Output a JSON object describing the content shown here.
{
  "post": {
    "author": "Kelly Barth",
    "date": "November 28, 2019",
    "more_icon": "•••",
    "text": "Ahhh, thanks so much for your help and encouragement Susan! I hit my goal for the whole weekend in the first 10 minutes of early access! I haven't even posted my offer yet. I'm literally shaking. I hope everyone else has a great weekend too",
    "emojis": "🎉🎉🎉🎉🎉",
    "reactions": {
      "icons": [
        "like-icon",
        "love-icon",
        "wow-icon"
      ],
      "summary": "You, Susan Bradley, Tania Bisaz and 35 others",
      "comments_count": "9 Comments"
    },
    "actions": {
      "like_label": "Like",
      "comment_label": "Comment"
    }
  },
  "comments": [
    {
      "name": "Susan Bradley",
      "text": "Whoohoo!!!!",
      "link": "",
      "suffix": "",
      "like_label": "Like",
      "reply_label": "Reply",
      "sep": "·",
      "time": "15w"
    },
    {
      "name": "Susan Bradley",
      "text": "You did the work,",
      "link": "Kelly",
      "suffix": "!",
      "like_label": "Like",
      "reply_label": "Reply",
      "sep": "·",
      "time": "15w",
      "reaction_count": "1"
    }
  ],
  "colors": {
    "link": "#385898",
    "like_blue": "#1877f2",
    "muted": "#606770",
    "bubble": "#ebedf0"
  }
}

★ ★ ★ ★ ★

• Written exercise:
Write out the whole listing again. Match it word for word.

• The response:
Output a JSON object describing the content shown here.
{
  "post": {
    "author": "Kelly Barth",
    "date": "November 28, 2019",
    "more_icon": "•••",
    "text": "Ahhh, thanks so much for your help and encouragement Susan! I hit my goal for the whole weekend in the first 10 minutes of early access! I haven't even posted my offer yet. I'm literally shaking. I hope everyone else has a great weekend too",
    "emojis": "🎉🎉🎉🎉🎉",
    "reactions": {
      "icons": [
        "like-icon",
        "love-icon",
        "wow-icon"
      ],
      "summary": "You, Susan Bradley, Tania Bisaz and 35 others",
      "comments_count": "9 Comments"
    },
    "actions": {
      "like_label": "Like",
      "comment_label": "Comment"
    }
  },
  "comments": [
    {
      "name": "Susan Bradley",
      "text": "Whoohoo!!!!",
      "link": "",
      "suffix": "",
      "like_label": "Like",
      "reply_label": "Reply",
      "sep": "·",
      "time": "15w"
    },
    {
      "name": "Susan Bradley",
      "text": "You did the work,",
      "link": "Kelly",
      "suffix": "!",
      "like_label": "Like",
      "reply_label": "Reply",
      "sep": "·",
      "time": "15w",
      "reaction_count": "1"
    }
  ],
  "colors": {
    "link": "#385898",
    "like_blue": "#1877f2",
    "muted": "#606770",
    "bubble": "#ebedf0"
  }
}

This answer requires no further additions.